*** Passage for review ***

Monday, August 17, 2009

"Guided by doctors, scientists and ethicists"

John Podhoretz explains why end of life issues will remain important in the debates about the expense and delivery of health care, and why accusing those who raise the concern of "lying" and "scaring the elderly" won't suffice to make the issue go away:
.... Anyone who has been paying attention to the medical-ethics discussions of the past quarter century is very familiar with the reason for the focus on end-of-life matters: the expenses that the medical profession has been required, ethically, to incur in the preservation of life among those who are inevitably going to die has seemed to many to be money wasted on health care that could be better spent elsewhere. As the one-time governor of Colorado, Richard Lamm, notoriously said in 1984, “We have a duty to die”—by which he meant, to die more quickly so that it wouldn’t cost his state too much in Medicare. What Lamm said was shocking, but only because he said it so crudely. The view that the American way of dying has become needlessly prolonged is at the heart of the professional medical-ethics ideology, an instrumentalist ideology whose implicit purpose is to raise moral questions and congratulate itself for raising moral questions before dismissing them in favor of the notion that moral decision-making has no place in medical matters.

Given this record, and given the implicit notion that costs will be controlled by fiat under the new ObamaCare dispensation, it is well within reason to assume that rationed care for the elderly will be the place to look for savings; that determinations of which care and of what sort will be covered would eventually become the purview of a committee; and that the decisions that committee makes will play a role in the deaths of those who are refused coverage. To deny that the subject the president himself called a “very difficult democratic conversation” is the choice between life and death, and that under ObamaCare those decisions will not eventually be the sole purview of the patient and his family, is disingenuous. As the president said in an April interview with David Leonhardt of the New York Times:
I mean, the chronically ill and those toward the end of their lives are accounting for potentially 80 percent of the total health care bill out here.

LEONHARDT: So how do you — how do we deal with it?

THE PRESIDENT: Well, I think that there is going to have to be a conversation that is guided by doctors, scientists, ethicists. And then there is going to have to be a very difficult democratic conversation that takes place. It is very difficult to imagine the country making those decisions just through the normal political channels. And that’s part of why you have to have some independent group that can give you guidance. It’s not determinative, but I think it has to be able to give you some guidance.

*** End of Passage for review ***

Please resume the blog post on end-of-life care and health-care costs, picking up right after its last sentence. You can leave the rows aside; nothing here depends on them.

*** Source material ***

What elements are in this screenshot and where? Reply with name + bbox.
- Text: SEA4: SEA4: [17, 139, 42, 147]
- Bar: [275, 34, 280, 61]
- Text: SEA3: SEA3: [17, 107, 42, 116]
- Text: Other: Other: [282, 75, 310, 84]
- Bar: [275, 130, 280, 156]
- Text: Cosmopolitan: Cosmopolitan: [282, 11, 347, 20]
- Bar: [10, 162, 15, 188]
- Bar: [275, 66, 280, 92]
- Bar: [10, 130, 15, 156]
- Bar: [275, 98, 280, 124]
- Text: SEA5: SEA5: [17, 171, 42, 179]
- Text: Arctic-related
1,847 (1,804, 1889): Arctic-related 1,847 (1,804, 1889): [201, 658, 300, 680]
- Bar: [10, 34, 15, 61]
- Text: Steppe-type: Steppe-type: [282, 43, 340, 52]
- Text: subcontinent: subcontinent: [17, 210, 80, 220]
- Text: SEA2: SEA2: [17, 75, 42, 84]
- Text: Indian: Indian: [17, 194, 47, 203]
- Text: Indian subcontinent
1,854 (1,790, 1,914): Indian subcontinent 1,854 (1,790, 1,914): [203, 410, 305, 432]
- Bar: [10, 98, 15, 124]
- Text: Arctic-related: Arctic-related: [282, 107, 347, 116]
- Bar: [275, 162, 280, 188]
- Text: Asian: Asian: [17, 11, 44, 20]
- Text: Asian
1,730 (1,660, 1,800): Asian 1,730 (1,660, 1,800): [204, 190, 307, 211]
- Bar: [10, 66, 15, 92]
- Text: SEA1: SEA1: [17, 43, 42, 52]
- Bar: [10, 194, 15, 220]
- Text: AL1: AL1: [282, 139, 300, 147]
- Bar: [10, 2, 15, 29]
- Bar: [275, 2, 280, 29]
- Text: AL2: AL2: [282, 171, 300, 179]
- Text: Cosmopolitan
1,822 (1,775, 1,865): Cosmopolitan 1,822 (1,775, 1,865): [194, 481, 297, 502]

*** End of Source material ***

Response to this task
Given the president’s own admission back in April that the conversation is just so difficult in a democracy that it needs to be guided by experts is to travel part of the way down the road according to which experts not only guide a conversation but make the rules for the conversation as well. And that is why the matter is certainly worthy of a wide-ranging discussion, even when the discussion might turn into a very different kind of “very difficult democratic conversation”—one in which the conversation takes a course Obama and the supporters of ObamaCare do not wish it to take. 
 Update 7/18: Jonah Goldberg at NRO:
The more life expectancy improves, the more we will spend on health care. Despite his professed outrage over charges of “death panels” and whatnot, Obama admits this. In an interview with the New York Times last spring, he acknowledged that oldsters are a “huge driver of cost.” The “chronically ill and those toward the end of their lives are accounting for potentially 80 percent of the total health-care bill out here,” Obama explained. Which is why he advocated an advisory panel of experts to offer “guidance” on end-of-life care and costs. But don’t you dare call it a “death panel.”

...[E]very nationalized health-care system to one degree or another rations care based on the quality of life and number of “life years” a procedure will yield. That’s perfectly reasonable. If you put me in charge of everyone’s health care, I would do that, too. That’s a really good argument for not giving me — or anyone else — that power.

When it comes to civil liberties, liberals are often distrustful of government power. But, for reasons that baffle me, they are quite comfortable with Uncle Sam getting into the business of deciding, or providing “guidance” on, which lives are more valuable than others. A government charged with extending life expectancy must meddle not just with our health care, but with what we eat, how we drive, how we live. A government determined to cut costs must meddle not just with how we live, but how we die. .... (more)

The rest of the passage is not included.